▸ **RECORDS SHOWN**
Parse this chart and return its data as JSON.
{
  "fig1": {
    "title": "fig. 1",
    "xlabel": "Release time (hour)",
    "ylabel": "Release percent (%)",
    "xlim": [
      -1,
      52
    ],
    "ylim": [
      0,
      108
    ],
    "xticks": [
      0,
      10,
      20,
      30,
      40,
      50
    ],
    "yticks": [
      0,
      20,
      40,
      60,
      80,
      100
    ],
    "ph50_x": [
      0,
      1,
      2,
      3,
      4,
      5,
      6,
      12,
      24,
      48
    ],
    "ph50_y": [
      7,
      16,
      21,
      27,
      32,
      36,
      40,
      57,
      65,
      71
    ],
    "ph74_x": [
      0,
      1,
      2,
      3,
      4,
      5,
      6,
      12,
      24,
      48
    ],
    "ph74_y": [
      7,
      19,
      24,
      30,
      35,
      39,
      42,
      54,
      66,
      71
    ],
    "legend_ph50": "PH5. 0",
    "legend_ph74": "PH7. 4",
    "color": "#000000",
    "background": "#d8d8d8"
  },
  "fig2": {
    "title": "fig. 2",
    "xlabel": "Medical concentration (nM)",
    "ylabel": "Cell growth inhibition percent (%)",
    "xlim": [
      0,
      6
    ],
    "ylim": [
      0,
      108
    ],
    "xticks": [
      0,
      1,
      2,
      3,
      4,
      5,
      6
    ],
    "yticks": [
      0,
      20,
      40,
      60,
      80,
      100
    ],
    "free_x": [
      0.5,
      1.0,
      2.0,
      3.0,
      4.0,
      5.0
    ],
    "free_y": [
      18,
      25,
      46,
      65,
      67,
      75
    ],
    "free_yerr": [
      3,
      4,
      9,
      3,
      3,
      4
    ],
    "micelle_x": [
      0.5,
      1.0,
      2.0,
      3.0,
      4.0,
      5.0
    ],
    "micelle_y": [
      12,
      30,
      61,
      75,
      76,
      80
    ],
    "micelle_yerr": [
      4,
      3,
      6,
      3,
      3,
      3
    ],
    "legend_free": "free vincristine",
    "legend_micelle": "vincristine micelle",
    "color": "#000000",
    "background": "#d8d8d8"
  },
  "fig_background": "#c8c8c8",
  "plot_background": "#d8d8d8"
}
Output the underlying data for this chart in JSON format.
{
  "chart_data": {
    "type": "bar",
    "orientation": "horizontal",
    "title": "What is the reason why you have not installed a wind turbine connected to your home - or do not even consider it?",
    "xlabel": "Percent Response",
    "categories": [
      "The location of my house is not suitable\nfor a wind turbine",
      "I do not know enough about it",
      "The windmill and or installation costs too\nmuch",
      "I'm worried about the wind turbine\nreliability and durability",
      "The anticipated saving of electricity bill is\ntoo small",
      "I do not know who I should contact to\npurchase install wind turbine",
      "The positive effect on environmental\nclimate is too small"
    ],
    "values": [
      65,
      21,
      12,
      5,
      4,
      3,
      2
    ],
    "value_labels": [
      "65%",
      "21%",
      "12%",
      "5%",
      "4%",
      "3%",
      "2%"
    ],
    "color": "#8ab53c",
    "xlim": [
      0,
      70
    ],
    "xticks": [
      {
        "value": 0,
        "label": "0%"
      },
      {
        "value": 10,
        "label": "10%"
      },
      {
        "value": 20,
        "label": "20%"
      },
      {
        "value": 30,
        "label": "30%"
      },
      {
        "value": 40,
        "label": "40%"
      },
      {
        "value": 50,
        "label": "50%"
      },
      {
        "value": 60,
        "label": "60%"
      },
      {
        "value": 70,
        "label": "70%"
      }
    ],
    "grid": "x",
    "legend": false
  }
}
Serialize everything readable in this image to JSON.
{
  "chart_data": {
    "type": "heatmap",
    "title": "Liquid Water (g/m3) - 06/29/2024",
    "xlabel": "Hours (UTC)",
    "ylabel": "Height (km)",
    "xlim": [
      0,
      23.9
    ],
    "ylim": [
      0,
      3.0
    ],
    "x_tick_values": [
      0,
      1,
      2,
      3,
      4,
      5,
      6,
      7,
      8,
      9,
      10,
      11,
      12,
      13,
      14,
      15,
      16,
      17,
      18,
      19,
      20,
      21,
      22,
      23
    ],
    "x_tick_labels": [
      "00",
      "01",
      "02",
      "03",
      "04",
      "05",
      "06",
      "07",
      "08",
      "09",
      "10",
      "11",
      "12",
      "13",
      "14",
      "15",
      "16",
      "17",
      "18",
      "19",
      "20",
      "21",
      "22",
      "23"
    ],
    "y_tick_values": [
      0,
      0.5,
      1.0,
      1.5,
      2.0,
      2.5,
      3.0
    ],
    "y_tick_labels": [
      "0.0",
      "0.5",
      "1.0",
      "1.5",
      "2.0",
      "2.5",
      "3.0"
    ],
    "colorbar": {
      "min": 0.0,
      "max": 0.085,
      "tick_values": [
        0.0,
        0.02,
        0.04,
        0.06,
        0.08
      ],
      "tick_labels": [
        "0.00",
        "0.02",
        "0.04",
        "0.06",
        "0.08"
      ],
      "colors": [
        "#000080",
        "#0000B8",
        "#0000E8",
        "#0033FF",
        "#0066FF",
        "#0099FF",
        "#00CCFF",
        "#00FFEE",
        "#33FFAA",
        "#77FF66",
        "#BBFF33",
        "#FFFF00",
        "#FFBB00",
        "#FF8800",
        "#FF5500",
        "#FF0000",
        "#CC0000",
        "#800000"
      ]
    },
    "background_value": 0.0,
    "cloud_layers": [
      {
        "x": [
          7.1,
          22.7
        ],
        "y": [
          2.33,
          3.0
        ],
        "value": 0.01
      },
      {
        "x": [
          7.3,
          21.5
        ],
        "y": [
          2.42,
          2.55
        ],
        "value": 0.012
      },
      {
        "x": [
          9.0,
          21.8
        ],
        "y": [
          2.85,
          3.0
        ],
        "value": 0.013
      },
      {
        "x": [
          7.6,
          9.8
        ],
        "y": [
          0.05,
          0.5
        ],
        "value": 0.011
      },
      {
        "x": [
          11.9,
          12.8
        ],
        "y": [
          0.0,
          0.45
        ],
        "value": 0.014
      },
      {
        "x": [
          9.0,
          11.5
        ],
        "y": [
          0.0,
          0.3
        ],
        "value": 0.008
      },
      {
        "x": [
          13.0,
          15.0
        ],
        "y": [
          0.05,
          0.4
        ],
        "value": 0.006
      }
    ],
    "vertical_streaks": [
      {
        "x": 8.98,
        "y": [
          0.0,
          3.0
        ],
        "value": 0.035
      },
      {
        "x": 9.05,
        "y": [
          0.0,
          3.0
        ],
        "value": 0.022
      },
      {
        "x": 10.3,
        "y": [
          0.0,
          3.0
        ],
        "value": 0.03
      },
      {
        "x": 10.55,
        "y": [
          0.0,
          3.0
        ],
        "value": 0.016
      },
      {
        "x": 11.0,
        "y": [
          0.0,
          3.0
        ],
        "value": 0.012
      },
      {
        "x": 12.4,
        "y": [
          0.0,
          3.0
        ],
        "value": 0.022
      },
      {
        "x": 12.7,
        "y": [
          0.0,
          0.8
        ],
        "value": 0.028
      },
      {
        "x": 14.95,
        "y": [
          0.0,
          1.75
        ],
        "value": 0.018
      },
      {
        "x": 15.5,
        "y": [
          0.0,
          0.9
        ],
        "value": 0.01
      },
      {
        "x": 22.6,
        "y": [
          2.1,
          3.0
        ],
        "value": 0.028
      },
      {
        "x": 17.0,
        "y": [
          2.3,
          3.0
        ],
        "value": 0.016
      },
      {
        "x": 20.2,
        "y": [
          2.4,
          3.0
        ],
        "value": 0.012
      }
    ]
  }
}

▸ **DIRECTIVE**
Quote all of the entries verbatim.

▸ **REPLY**
Parse this chart and return its data as JSON.
{
  "fig1": {
    "title": "fig. 1",
    "xlabel": "Release time (hour)",
    "ylabel": "Release percent (%)",
    "xlim": [
      -1,
      52
    ],
    "ylim": [
      0,
      108
    ],
    "xticks": [
      0,
      10,
      20,
      30,
      40,
      50
    ],
    "yticks": [
      0,
      20,
      40,
      60,
      80,
      100
    ],
    "ph50_x": [
      0,
      1,
      2,
      3,
      4,
      5,
      6,
      12,
      24,
      48
    ],
    "ph50_y": [
      7,
      16,
      21,
      27,
      32,
      36,
      40,
      57,
      65,
      71
    ],
    "ph74_x": [
      0,
      1,
      2,
      3,
      4,
      5,
      6,
      12,
      24,
      48
    ],
    "ph74_y": [
      7,
      19,
      24,
      30,
      35,
      39,
      42,
      54,
      66,
      71
    ],
    "legend_ph50": "PH5. 0",
    "legend_ph74": "PH7. 4",
    "color": "#000000",
    "background": "#d8d8d8"
  },
  "fig2": {
    "title": "fig. 2",
    "xlabel": "Medical concentration (nM)",
    "ylabel": "Cell growth inhibition percent (%)",
    "xlim": [
      0,
      6
    ],
    "ylim": [
      0,
      108
    ],
    "xticks": [
      0,
      1,
      2,
      3,
      4,
      5,
      6
    ],
    "yticks": [
      0,
      20,
      40,
      60,
      80,
      100
    ],
    "free_x": [
      0.5,
      1.0,
      2.0,
      3.0,
      4.0,
      5.0
    ],
    "free_y": [
      18,
      25,
      46,
      65,
      67,
      75
    ],
    "free_yerr": [
      3,
      4,
      9,
      3,
      3,
      4
    ],
    "micelle_x": [
      0.5,
      1.0,
      2.0,
      3.0,
      4.0,
      5.0
    ],
    "micelle_y": [
      12,
      30,
      61,
      75,
      76,
      80
    ],
    "micelle_yerr": [
      4,
      3,
      6,
      3,
      3,
      3
    ],
    "legend_free": "free vincristine",
    "legend_micelle": "vincristine micelle",
    "color": "#000000",
    "background": "#d8d8d8"
  },
  "fig_background": "#c8c8c8",
  "plot_background": "#d8d8d8"
}
Output the underlying data for this chart in JSON format.
{
  "chart_data": {
    "type": "bar",
    "orientation": "horizontal",
    "title": "What is the reason why you have not installed a wind turbine connected to your home - or do not even consider it?",
    "xlabel": "Percent Response",
    "categories": [
      "The location of my house is not suitable\nfor a wind turbine",
      "I do not know enough about it",
      "The windmill and or installation costs too\nmuch",
      "I'm worried about the wind turbine\nreliability and durability",
      "The anticipated saving of electricity bill is\ntoo small",
      "I do not know who I should contact to\npurchase install wind turbine",
      "The positive effect on environmental\nclimate is too small"
    ],
    "values": [
      65,
      21,
      12,
      5,
      4,
      3,
      2
    ],
    "value_labels": [
      "65%",
      "21%",
      "12%",
      "5%",
      "4%",
      "3%",
      "2%"
    ],
    "color": "#8ab53c",
    "xlim": [
      0,
      70
    ],
    "xticks": [
      {
        "value": 0,
        "label": "0%"
      },
      {
        "value": 10,
        "label": "10%"
      },
      {
        "value": 20,
        "label": "20%"
      },
      {
        "value": 30,
        "label": "30%"
      },
      {
        "value": 40,
        "label": "40%"
      },
      {
        "value": 50,
        "label": "50%"
      },
      {
        "value": 60,
        "label": "60%"
      },
      {
        "value": 70,
        "label": "70%"
      }
    ],
    "grid": "x",
    "legend": false
  }
}
Serialize everything readable in this image to JSON.
{
  "chart_data": {
    "type": "heatmap",
    "title": "Liquid Water (g/m3) - 06/29/2024",
    "xlabel": "Hours (UTC)",
    "ylabel": "Height (km)",
    "xlim": [
      0,
      23.9
    ],
    "ylim": [
      0,
      3.0
    ],
    "x_tick_values": [
      0,
      1,
      2,
      3,
      4,
      5,
      6,
      7,
      8,
      9,
      10,
      11,
      12,
      13,
      14,
      15,
      16,
      17,
      18,
      19,
      20,
      21,
      22,
      23
    ],
    "x_tick_labels": [
      "00",
      "01",
      "02",
      "03",
      "04",
      "05",
      "06",
      "07",
      "08",
      "09",
      "10",
      "11",
      "12",
      "13",
      "14",
      "15",
      "16",
      "17",
      "18",
      "19",
      "20",
      "21",
      "22",
      "23"
    ],
    "y_tick_values": [
      0,
      0.5,
      1.0,
      1.5,
      2.0,
      2.5,
      3.0
    ],
    "y_tick_labels": [
      "0.0",
      "0.5",
      "1.0",
      "1.5",
      "2.0",
      "2.5",
      "3.0"
    ],
    "colorbar": {
      "min": 0.0,
      "max": 0.085,
      "tick_values": [
        0.0,
        0.02,
        0.04,
        0.06,
        0.08
      ],
      "tick_labels": [
        "0.00",
        "0.02",
        "0.04",
        "0.06",
        "0.08"
      ],
      "colors": [
        "#000080",
        "#0000B8",
        "#0000E8",
        "#0033FF",
        "#0066FF",
        "#0099FF",
        "#00CCFF",
        "#00FFEE",
        "#33FFAA",
        "#77FF66",
        "#BBFF33",
        "#FFFF00",
        "#FFBB00",
        "#FF8800",
        "#FF5500",
        "#FF0000",
        "#CC0000",
        "#800000"
      ]
    },
    "background_value": 0.0,
    "cloud_layers": [
      {
        "x": [
          7.1,
          22.7
        ],
        "y": [
          2.33,
          3.0
        ],
        "value": 0.01
      },
      {
        "x": [
          7.3,
          21.5
        ],
        "y": [
          2.42,
          2.55
        ],
        "value": 0.012
      },
      {
        "x": [
          9.0,
          21.8
        ],
        "y": [
          2.85,
          3.0
        ],
        "value": 0.013
      },
      {
        "x": [
          7.6,
          9.8
        ],
        "y": [
          0.05,
          0.5
        ],
        "value": 0.011
      },
      {
        "x": [
          11.9,
          12.8
        ],
        "y": [
          0.0,
          0.45
        ],
        "value": 0.014
      },
      {
        "x": [
          9.0,
          11.5
        ],
        "y": [
          0.0,
          0.3
        ],
        "value": 0.008
      },
      {
        "x": [
          13.0,
          15.0
        ],
        "y": [
          0.05,
          0.4
        ],
        "value": 0.006
      }
    ],
    "vertical_streaks": [
      {
        "x": 8.98,
        "y": [
          0.0,
          3.0
        ],
        "value": 0.035
      },
      {
        "x": 9.05,
        "y": [
          0.0,
          3.0
        ],
        "value": 0.022
      },
      {
        "x": 10.3,
        "y": [
          0.0,
          3.0
        ],
        "value": 0.03
      },
      {
        "x": 10.55,
        "y": [
          0.0,
          3.0
        ],
        "value": 0.016
      },
      {
        "x": 11.0,
        "y": [
          0.0,
          3.0
        ],
        "value": 0.012
      },
      {
        "x": 12.4,
        "y": [
          0.0,
          3.0
        ],
        "value": 0.022
      },
      {
        "x": 12.7,
        "y": [
          0.0,
          0.8
        ],
        "value": 0.028
      },
      {
        "x": 14.95,
        "y": [
          0.0,
          1.75
        ],
        "value": 0.018
      },
      {
        "x": 15.5,
        "y": [
          0.0,
          0.9
        ],
        "value": 0.01
      },
      {
        "x": 22.6,
        "y": [
          2.1,
          3.0
        ],
        "value": 0.028
      },
      {
        "x": 17.0,
        "y": [
          2.3,
          3.0
        ],
        "value": 0.016
      },
      {
        "x": 20.2,
        "y": [
          2.4,
          3.0
        ],
        "value": 0.012
      }
    ]
  }
}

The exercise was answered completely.